───── Source data

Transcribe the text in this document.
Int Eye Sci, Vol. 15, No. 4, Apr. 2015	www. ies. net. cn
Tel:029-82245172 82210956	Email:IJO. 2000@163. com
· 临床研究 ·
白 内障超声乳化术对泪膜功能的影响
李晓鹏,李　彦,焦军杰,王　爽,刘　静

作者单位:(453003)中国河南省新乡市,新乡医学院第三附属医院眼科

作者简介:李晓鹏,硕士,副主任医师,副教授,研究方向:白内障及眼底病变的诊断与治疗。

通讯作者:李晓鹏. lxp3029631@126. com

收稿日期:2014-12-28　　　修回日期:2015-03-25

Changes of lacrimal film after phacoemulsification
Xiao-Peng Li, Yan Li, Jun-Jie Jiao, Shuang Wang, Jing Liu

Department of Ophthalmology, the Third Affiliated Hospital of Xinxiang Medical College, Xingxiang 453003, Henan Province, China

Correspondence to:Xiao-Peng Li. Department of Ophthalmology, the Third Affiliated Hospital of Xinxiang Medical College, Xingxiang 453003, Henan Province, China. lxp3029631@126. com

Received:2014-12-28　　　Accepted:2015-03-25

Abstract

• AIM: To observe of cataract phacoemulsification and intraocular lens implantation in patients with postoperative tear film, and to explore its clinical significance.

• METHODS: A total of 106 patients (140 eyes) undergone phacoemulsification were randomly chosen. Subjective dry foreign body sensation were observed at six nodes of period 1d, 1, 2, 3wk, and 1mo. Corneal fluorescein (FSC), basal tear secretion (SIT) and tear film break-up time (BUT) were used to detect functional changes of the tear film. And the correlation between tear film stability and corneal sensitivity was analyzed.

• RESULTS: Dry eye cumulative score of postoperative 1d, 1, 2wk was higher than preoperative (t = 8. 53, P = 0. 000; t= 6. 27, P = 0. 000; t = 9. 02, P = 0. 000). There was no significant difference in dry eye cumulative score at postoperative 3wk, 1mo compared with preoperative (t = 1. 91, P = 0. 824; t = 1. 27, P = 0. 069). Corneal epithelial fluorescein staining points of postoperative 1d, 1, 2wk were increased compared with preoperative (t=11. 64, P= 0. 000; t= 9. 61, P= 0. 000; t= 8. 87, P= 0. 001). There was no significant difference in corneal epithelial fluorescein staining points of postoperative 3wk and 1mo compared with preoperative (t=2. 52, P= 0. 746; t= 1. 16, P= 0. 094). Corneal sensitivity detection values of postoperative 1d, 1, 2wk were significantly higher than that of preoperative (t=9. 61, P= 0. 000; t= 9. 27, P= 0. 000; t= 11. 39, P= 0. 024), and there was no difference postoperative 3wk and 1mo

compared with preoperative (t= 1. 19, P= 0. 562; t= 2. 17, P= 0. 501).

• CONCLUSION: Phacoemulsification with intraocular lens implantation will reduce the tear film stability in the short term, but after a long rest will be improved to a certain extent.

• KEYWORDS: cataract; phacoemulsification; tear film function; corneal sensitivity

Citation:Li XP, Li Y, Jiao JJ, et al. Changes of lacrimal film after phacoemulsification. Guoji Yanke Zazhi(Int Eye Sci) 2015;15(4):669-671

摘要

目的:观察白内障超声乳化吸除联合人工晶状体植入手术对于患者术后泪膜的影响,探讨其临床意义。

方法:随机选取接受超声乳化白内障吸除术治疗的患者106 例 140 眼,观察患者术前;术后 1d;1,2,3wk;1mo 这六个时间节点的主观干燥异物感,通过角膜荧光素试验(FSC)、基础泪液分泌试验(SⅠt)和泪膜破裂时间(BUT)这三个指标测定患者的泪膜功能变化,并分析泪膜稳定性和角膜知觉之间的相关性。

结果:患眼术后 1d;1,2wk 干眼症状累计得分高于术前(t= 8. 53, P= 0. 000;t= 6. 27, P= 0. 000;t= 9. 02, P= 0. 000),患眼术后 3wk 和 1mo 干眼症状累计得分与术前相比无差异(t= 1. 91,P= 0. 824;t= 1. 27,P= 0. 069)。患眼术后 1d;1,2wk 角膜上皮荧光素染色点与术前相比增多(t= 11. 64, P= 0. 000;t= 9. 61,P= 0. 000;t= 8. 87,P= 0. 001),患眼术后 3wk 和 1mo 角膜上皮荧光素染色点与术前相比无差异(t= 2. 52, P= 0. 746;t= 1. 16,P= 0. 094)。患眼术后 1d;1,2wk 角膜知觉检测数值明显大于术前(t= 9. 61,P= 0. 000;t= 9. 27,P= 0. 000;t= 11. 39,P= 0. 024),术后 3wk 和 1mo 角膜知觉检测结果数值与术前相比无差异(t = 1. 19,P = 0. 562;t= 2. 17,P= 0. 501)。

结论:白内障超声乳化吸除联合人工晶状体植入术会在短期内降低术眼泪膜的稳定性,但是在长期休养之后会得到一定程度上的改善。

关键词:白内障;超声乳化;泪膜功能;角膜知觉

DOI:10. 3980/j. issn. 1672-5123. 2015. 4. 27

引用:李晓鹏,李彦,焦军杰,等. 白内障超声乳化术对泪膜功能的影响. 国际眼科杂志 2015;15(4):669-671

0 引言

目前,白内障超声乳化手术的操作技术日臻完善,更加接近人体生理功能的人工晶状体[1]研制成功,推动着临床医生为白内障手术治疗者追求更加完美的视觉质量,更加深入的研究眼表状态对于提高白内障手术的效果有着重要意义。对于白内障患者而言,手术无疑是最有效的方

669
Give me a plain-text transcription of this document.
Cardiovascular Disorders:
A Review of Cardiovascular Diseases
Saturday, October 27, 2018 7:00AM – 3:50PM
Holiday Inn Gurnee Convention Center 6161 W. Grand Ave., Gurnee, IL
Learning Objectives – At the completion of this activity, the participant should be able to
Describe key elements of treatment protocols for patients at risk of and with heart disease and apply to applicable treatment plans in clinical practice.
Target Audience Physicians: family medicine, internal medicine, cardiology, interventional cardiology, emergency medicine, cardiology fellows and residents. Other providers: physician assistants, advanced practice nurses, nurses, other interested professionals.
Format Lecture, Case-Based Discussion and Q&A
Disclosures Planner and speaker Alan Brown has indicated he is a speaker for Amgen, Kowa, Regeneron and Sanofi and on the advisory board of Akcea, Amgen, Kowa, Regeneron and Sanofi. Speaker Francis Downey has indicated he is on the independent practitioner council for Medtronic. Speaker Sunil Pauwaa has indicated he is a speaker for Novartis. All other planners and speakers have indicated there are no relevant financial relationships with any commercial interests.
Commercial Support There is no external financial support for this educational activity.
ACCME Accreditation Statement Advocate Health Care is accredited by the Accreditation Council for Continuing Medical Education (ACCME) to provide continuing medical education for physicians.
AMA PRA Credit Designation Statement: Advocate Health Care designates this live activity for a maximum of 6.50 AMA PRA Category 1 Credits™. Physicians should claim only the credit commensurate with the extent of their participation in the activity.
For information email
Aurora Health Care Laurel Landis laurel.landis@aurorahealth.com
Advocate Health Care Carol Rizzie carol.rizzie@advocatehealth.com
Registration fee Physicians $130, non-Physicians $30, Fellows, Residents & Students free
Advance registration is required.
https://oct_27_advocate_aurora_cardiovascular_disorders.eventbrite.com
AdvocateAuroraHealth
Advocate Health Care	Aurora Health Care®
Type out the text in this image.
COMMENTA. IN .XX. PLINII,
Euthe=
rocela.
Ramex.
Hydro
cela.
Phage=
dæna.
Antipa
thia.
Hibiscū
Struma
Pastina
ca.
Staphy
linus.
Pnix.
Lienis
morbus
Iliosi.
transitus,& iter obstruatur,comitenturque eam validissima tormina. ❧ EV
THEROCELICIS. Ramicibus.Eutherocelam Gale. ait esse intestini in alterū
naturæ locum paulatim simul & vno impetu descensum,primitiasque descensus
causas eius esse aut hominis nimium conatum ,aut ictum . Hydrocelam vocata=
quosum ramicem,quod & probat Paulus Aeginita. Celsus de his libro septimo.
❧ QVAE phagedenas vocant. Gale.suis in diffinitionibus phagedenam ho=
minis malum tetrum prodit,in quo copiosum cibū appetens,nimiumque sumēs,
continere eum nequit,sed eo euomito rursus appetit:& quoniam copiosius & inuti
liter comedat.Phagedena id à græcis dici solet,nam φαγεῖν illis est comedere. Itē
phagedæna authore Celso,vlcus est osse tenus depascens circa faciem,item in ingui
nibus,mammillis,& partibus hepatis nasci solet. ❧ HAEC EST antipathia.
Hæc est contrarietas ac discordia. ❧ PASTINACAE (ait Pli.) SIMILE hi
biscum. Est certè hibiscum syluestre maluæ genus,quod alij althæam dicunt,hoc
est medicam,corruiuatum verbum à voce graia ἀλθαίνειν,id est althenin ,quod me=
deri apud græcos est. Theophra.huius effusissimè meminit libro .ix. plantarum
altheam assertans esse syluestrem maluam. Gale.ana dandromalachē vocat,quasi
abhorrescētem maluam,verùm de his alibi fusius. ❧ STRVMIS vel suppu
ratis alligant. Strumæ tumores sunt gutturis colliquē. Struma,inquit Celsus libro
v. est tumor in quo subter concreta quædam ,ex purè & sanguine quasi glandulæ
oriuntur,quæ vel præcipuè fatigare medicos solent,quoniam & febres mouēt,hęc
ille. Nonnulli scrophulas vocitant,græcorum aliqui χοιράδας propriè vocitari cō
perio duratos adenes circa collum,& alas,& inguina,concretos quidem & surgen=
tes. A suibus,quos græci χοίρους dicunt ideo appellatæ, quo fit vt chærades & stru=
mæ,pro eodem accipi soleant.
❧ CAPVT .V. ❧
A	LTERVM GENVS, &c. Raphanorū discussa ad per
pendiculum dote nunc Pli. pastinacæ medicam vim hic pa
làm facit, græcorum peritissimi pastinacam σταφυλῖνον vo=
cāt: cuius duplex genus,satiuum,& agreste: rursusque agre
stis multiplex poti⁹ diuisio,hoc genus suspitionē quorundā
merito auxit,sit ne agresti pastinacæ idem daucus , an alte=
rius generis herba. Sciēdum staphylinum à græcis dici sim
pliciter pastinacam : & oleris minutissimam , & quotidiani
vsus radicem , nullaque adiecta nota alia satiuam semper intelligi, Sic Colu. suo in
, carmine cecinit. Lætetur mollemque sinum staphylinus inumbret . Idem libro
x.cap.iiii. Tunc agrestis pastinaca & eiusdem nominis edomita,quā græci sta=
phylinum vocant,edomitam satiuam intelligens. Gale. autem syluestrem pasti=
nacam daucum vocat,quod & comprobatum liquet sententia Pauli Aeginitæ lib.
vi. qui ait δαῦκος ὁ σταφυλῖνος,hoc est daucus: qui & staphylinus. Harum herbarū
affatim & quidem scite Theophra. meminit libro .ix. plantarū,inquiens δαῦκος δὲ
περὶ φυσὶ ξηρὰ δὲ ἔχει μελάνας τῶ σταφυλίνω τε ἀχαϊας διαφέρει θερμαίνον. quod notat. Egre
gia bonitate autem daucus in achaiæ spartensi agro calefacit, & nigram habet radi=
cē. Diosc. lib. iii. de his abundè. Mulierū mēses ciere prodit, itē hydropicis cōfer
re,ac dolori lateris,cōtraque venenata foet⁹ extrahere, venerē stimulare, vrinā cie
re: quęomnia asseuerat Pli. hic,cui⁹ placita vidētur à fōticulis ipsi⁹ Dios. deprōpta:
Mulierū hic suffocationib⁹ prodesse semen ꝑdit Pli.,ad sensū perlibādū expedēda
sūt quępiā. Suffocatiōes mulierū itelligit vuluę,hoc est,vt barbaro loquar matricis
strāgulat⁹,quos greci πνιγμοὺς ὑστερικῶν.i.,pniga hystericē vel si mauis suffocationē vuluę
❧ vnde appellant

──────────

Whenever "Xinxiang" occurs in a line above, copy that line.

Department of Ophthalmology, the Third Affiliated Hospital of Xinxiang Medical College, Xingxiang 453003, Henan Province, China
Correspondence to:Xiao-Peng Li. Department of Ophthalmology, the Third Affiliated Hospital of Xinxiang Medical College, Xingxiang 453003, Henan Province, China. lxp3029631@126. com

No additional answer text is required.